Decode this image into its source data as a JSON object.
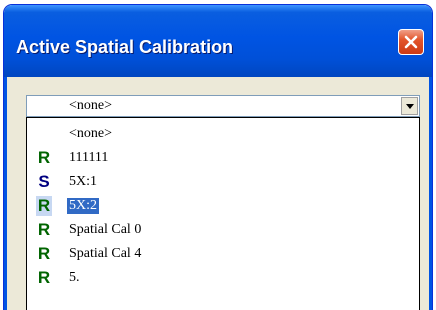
{
  "window": {
    "title": "Active Spatial Calibration"
  },
  "combo": {
    "value": "<none>"
  },
  "dropdown": {
    "items": [
      {
        "badge": "",
        "label": "<none>",
        "badge_type": "none",
        "selected": false
      },
      {
        "badge": "R",
        "label": "111111",
        "badge_type": "R",
        "selected": false
      },
      {
        "badge": "S",
        "label": "5X:1",
        "badge_type": "S",
        "selected": false
      },
      {
        "badge": "R",
        "label": "5X:2",
        "badge_type": "R",
        "selected": true
      },
      {
        "badge": "R",
        "label": "Spatial Cal 0",
        "badge_type": "R",
        "selected": false
      },
      {
        "badge": "R",
        "label": "Spatial Cal 4",
        "badge_type": "R",
        "selected": false
      },
      {
        "badge": "R",
        "label": "5.",
        "badge_type": "R",
        "selected": false
      }
    ]
  },
  "colors": {
    "title_bar": "#0054e3",
    "selection": "#316ac5",
    "badge_R": "#006400",
    "badge_S": "#000080",
    "close_button": "#e3562c"
  },
  "icons": {
    "close": "close-icon",
    "dropdown": "chevron-down-icon"
  }
}
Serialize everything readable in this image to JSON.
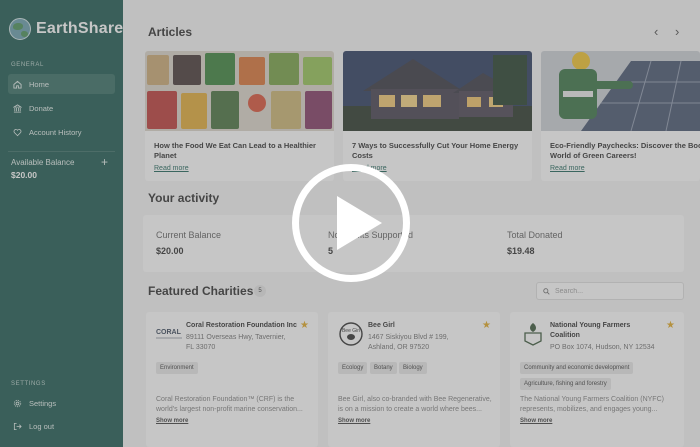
{
  "sidebar": {
    "brand": "EarthShare",
    "general_label": "GENERAL",
    "items": [
      {
        "label": "Home",
        "icon": "home-icon"
      },
      {
        "label": "Donate",
        "icon": "bank-icon"
      },
      {
        "label": "Account History",
        "icon": "heart-icon"
      }
    ],
    "balance_label": "Available Balance",
    "balance_value": "$20.00",
    "settings_label": "SETTINGS",
    "settings_items": [
      {
        "label": "Settings",
        "icon": "gear-icon"
      },
      {
        "label": "Log out",
        "icon": "logout-icon"
      }
    ]
  },
  "articles": {
    "title": "Articles",
    "items": [
      {
        "title": "How the Food We Eat Can Lead to a Healthier Planet",
        "link": "Read more"
      },
      {
        "title": "7 Ways to Successfully Cut Your Home Energy Costs",
        "link": "Read more"
      },
      {
        "title": "Eco-Friendly Paychecks: Discover the Booming World of Green Careers!",
        "link": "Read more"
      }
    ]
  },
  "activity": {
    "title": "Your activity",
    "current_balance_label": "Current Balance",
    "current_balance": "$20.00",
    "nonprofits_label": "Nonprofits Supported",
    "nonprofits_value": "5",
    "donated_label": "Total Donated",
    "donated_value": "$19.48"
  },
  "charities": {
    "title": "Featured Charities",
    "count": "5",
    "search_placeholder": "Search...",
    "items": [
      {
        "name": "Coral Restoration Foundation Inc",
        "addr1": "89111 Overseas Hwy, Tavernier,",
        "addr2": "FL 33070",
        "tags": [
          "Environment"
        ],
        "desc": "Coral Restoration Foundation™ (CRF) is the world's largest non-profit marine conservation...",
        "more": "Show more",
        "logo_text": "CORAL"
      },
      {
        "name": "Bee Girl",
        "addr1": "1467 Siskiyou Blvd # 199,",
        "addr2": "Ashland, OR 97520",
        "tags": [
          "Ecology",
          "Botany",
          "Biology"
        ],
        "desc": "Bee Girl, also co-branded with Bee Regenerative, is on a mission to create a world where bees...",
        "more": "Show more",
        "logo_text": "Bee Girl"
      },
      {
        "name": "National Young Farmers Coalition",
        "addr1": "PO Box 1074, Hudson, NY 12534",
        "addr2": "",
        "tags": [
          "Community and economic development",
          "Agriculture, fishing and forestry"
        ],
        "desc": "The National Young Farmers Coalition (NYFC) represents, mobilizes, and engages young...",
        "more": "Show more",
        "logo_text": ""
      }
    ]
  },
  "colors": {
    "sidebar": "#0e4f45",
    "accent": "#0e5a4e",
    "star": "#e0a418"
  }
}
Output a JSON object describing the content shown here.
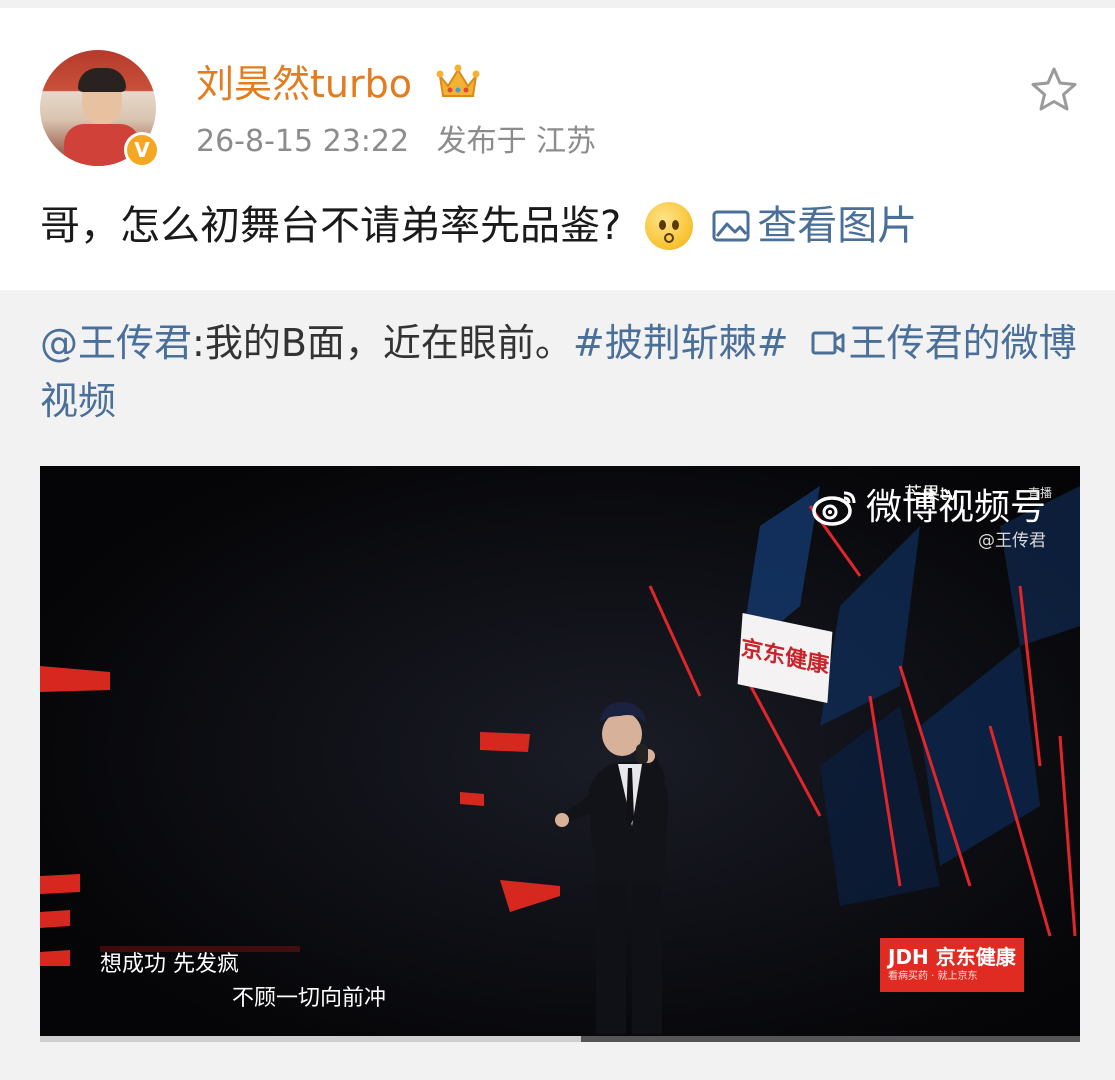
================
- **Given problem**
Look through the entries above and report each line where the string "this" occurs.

- **Task answer**
Decode this image into its source data as a JSON object.
Serialize everything readable in this image to JSON.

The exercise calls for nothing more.